• DATA ROWS:
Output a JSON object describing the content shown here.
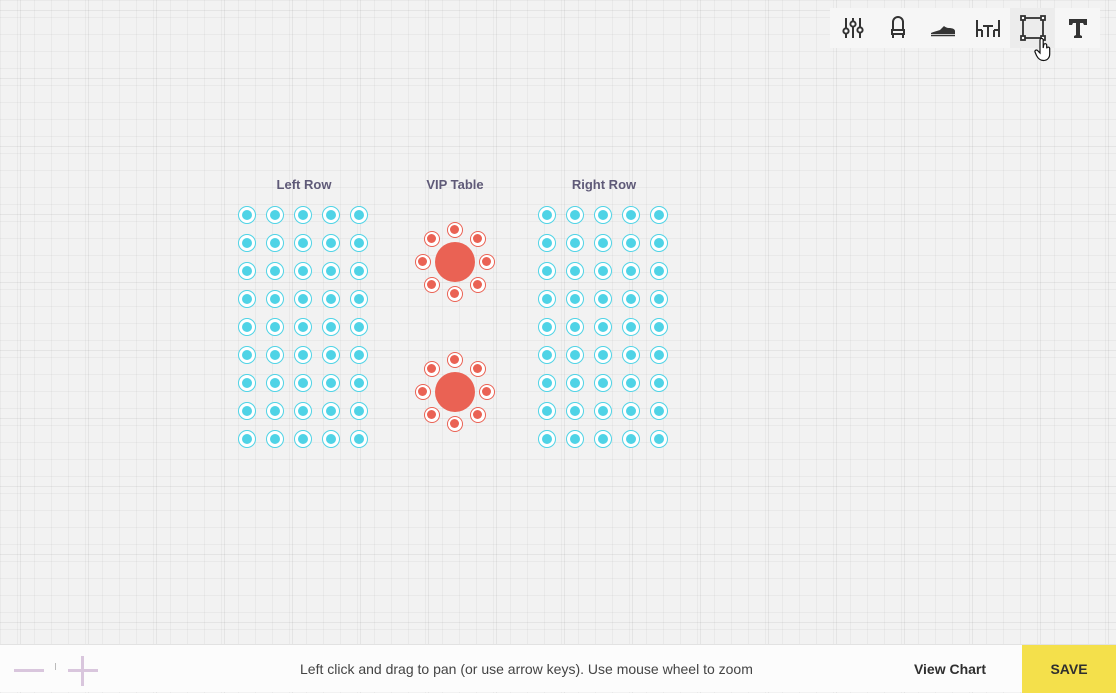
{
  "toolbar": {
    "tools": [
      {
        "icon": "sliders-icon"
      },
      {
        "icon": "chair-icon"
      },
      {
        "icon": "shoe-icon"
      },
      {
        "icon": "table-chairs-icon"
      },
      {
        "icon": "square-select-icon",
        "active": true
      },
      {
        "icon": "text-icon"
      }
    ]
  },
  "layout": {
    "sections": [
      {
        "id": "left",
        "label": "Left Row",
        "rows": 9,
        "cols": 5
      },
      {
        "id": "vip",
        "label": "VIP Table",
        "tables": 2,
        "chairs_per_table": 8
      },
      {
        "id": "right",
        "label": "Right Row",
        "rows": 9,
        "cols": 5
      }
    ]
  },
  "colors": {
    "seat": "#4fd3e6",
    "vip": "#ea6254",
    "save": "#f4e04b",
    "label": "#5f5a78"
  },
  "bottombar": {
    "hint": "Left click and drag to pan (or use arrow keys). Use mouse wheel to zoom",
    "view_chart_label": "View Chart",
    "save_label": "SAVE"
  }
}
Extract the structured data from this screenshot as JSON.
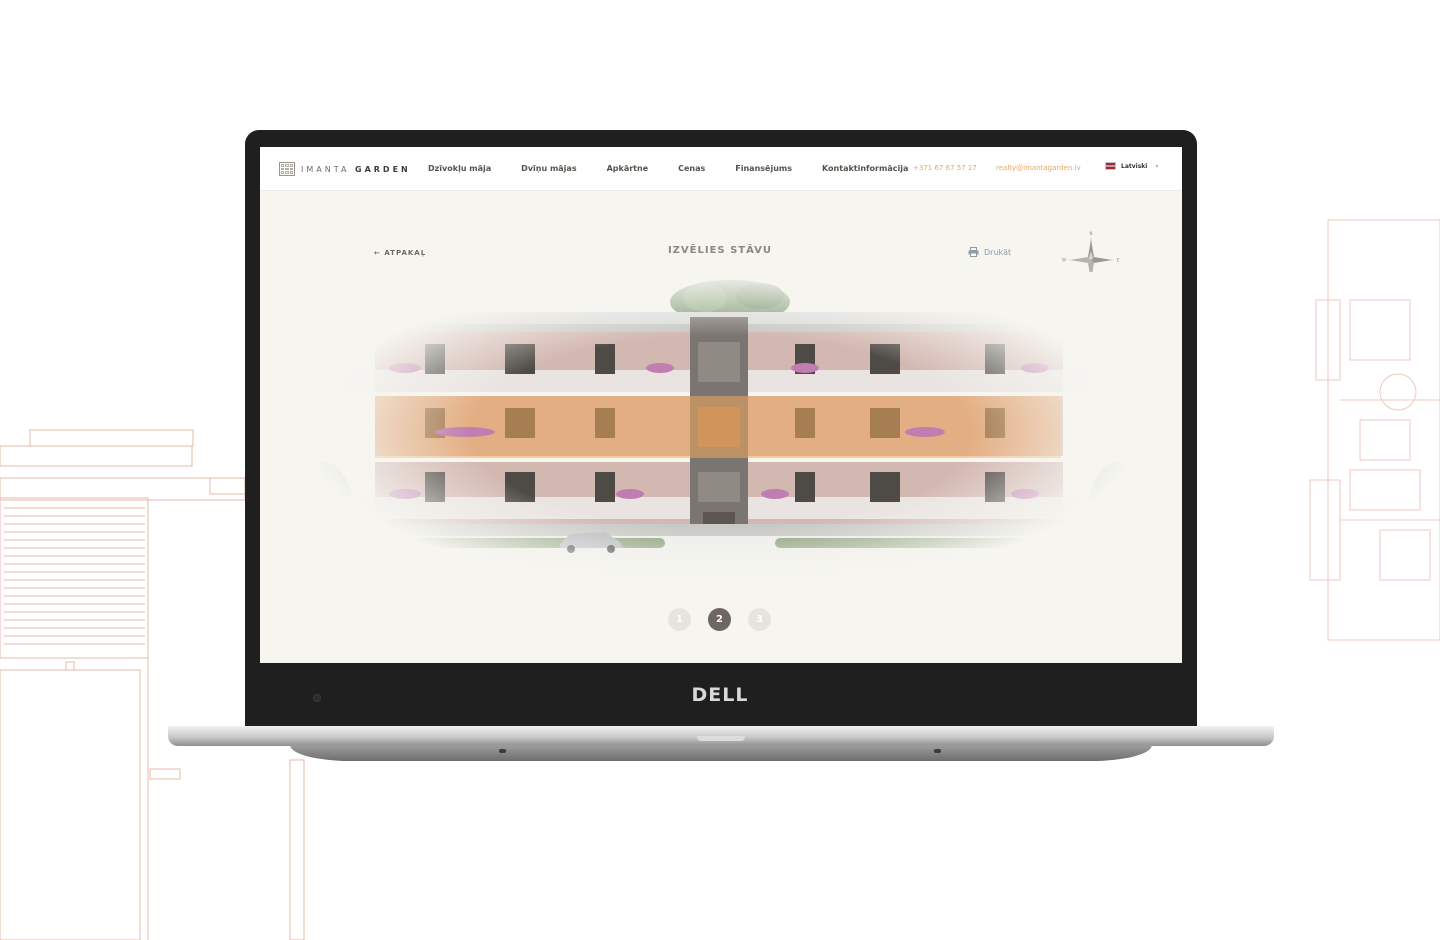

• WHAT TO DO:
For the entries above, count the lines that contain the string "JSON", and state that number without further comment.

• TASK RESPONSE:
2